#### [Aim of the exercise]
For the entries below, say how many lines include the word "structured" and add nothing else.

[Source records]
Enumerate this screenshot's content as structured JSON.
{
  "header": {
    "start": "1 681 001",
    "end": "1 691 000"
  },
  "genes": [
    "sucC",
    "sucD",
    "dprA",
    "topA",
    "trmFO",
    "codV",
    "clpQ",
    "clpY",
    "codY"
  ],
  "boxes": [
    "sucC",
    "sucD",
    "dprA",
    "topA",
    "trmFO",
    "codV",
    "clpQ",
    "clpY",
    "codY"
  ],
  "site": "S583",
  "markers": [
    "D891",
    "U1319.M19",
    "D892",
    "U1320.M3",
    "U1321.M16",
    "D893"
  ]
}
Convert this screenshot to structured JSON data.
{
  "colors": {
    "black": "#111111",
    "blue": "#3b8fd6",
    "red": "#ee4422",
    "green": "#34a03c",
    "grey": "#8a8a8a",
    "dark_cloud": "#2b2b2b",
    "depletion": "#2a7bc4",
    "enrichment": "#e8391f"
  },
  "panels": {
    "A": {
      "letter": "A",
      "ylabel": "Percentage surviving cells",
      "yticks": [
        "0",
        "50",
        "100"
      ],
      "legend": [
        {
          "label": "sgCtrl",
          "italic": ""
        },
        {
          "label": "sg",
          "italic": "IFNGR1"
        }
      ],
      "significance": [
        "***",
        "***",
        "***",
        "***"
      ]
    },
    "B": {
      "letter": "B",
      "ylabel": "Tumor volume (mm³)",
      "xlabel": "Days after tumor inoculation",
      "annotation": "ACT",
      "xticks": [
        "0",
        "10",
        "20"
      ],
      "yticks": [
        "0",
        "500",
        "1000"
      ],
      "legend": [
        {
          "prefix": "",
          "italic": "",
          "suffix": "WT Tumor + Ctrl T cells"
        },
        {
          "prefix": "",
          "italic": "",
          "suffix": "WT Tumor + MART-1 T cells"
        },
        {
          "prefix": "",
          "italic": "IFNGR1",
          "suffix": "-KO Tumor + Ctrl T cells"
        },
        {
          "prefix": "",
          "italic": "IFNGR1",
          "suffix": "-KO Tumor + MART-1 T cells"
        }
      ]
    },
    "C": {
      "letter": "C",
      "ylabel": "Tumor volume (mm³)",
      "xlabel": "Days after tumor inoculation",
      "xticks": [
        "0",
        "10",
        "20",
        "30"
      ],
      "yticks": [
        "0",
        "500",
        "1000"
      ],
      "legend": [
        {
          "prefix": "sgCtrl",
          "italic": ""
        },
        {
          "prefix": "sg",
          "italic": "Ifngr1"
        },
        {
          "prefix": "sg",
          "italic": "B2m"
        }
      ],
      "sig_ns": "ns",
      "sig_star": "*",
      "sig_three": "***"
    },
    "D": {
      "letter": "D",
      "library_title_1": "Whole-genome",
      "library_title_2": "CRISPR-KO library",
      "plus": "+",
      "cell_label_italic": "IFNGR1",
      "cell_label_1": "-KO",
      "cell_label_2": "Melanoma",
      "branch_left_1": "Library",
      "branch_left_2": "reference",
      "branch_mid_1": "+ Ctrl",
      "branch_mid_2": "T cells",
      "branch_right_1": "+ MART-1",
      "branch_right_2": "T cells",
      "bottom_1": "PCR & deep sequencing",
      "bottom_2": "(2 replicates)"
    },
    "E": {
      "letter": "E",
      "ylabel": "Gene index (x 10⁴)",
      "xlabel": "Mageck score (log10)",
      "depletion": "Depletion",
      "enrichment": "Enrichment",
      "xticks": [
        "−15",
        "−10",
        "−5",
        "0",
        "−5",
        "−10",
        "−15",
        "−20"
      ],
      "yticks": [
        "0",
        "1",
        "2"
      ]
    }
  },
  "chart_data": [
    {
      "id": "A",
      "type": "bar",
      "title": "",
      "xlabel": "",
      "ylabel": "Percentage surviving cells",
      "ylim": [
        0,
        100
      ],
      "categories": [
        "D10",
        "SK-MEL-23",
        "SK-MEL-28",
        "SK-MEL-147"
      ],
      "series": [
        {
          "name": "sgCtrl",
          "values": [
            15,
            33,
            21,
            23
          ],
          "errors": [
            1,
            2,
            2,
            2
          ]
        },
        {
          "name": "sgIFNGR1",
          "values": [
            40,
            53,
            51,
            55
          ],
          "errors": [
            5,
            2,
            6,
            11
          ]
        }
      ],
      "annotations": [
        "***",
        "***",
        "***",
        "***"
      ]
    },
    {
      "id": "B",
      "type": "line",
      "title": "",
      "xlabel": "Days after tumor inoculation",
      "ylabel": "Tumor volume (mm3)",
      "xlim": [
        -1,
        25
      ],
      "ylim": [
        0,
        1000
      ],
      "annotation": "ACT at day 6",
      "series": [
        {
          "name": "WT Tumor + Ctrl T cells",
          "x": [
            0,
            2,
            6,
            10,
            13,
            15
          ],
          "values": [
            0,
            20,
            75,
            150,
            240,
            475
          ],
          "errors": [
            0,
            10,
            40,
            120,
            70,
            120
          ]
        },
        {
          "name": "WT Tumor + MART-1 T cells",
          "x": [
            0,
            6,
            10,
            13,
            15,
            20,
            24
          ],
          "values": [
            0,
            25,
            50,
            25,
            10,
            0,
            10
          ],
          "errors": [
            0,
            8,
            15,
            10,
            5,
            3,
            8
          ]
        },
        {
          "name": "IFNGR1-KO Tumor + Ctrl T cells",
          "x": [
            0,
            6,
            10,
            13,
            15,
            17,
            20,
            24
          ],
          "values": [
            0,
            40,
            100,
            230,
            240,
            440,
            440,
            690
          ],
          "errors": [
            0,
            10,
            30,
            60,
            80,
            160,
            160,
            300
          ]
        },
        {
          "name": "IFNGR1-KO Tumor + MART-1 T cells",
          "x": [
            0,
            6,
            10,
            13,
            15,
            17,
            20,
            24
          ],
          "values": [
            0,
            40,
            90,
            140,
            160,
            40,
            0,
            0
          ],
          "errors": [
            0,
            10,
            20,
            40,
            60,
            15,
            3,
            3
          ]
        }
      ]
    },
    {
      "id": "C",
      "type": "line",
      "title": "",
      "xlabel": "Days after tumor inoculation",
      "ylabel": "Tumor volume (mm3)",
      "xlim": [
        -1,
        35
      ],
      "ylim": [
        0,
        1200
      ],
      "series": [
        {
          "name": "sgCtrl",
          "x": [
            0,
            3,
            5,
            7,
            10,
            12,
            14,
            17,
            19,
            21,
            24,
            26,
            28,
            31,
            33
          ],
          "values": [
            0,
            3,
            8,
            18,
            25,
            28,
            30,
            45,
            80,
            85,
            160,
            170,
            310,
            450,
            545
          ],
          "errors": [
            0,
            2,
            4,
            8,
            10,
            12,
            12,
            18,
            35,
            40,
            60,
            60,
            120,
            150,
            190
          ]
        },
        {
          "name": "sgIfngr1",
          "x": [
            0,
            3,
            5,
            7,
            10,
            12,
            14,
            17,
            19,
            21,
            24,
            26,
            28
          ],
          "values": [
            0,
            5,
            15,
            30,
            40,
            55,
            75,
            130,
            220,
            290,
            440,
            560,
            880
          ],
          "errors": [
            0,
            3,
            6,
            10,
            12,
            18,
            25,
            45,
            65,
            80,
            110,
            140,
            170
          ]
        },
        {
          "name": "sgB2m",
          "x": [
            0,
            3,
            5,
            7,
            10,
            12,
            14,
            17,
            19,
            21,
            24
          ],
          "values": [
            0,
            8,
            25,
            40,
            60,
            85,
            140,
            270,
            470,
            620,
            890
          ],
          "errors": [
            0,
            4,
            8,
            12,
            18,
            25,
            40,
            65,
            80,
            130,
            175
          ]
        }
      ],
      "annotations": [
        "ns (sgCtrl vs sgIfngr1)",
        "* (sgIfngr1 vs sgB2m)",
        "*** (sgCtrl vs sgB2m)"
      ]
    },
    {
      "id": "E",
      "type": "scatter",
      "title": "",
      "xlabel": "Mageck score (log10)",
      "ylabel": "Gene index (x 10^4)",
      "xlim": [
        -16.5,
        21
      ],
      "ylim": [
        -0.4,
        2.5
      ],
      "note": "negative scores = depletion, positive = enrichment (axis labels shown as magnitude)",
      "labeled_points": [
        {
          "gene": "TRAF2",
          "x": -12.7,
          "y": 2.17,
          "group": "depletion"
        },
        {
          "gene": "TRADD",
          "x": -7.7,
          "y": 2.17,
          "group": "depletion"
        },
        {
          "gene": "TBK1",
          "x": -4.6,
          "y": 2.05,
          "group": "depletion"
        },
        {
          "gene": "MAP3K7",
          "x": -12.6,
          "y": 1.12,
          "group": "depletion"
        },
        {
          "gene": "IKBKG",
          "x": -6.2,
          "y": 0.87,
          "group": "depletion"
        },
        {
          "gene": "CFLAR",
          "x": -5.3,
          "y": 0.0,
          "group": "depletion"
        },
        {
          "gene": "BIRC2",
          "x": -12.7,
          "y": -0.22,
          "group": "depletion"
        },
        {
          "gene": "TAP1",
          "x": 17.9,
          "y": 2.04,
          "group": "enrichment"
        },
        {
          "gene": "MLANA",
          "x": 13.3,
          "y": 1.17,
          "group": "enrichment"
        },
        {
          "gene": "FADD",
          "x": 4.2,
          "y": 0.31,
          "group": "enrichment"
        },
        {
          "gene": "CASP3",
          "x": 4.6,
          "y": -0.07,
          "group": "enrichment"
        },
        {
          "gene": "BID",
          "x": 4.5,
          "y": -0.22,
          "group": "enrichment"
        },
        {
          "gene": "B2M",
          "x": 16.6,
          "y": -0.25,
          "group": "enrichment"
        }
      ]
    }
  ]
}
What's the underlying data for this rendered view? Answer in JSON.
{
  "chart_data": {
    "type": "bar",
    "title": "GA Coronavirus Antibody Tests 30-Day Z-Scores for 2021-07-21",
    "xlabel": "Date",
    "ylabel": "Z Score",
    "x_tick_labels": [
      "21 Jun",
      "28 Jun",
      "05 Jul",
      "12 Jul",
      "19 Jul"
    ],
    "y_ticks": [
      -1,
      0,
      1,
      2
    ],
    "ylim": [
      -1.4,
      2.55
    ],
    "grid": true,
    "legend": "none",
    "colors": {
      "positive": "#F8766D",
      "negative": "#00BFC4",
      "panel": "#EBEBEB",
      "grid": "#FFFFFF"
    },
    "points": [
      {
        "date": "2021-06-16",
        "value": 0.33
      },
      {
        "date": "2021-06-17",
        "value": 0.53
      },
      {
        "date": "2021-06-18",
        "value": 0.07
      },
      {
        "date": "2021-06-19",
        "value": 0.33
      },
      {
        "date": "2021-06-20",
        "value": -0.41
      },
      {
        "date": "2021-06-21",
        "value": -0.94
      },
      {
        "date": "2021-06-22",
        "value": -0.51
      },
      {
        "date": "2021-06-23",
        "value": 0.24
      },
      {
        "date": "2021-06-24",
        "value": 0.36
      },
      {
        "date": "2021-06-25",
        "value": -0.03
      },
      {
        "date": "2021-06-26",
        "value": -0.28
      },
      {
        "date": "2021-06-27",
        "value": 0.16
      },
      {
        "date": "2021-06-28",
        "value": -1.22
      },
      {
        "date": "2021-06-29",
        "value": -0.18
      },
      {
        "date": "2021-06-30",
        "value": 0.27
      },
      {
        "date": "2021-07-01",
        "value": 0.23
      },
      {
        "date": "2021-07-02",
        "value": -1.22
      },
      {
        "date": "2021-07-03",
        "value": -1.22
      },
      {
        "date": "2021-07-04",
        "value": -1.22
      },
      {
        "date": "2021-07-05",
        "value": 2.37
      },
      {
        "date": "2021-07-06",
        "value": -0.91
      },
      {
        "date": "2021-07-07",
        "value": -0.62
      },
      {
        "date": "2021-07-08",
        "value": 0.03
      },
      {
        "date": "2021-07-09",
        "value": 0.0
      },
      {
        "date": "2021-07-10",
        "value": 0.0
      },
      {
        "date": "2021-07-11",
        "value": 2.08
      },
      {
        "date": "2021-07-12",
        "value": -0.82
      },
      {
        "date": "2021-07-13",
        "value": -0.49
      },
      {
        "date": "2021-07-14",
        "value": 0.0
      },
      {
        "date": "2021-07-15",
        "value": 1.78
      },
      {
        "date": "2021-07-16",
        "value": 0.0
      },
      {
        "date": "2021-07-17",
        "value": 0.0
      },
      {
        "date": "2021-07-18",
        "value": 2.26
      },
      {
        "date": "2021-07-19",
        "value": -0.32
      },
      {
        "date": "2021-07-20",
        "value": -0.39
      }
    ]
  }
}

#### [Exercise solution]
2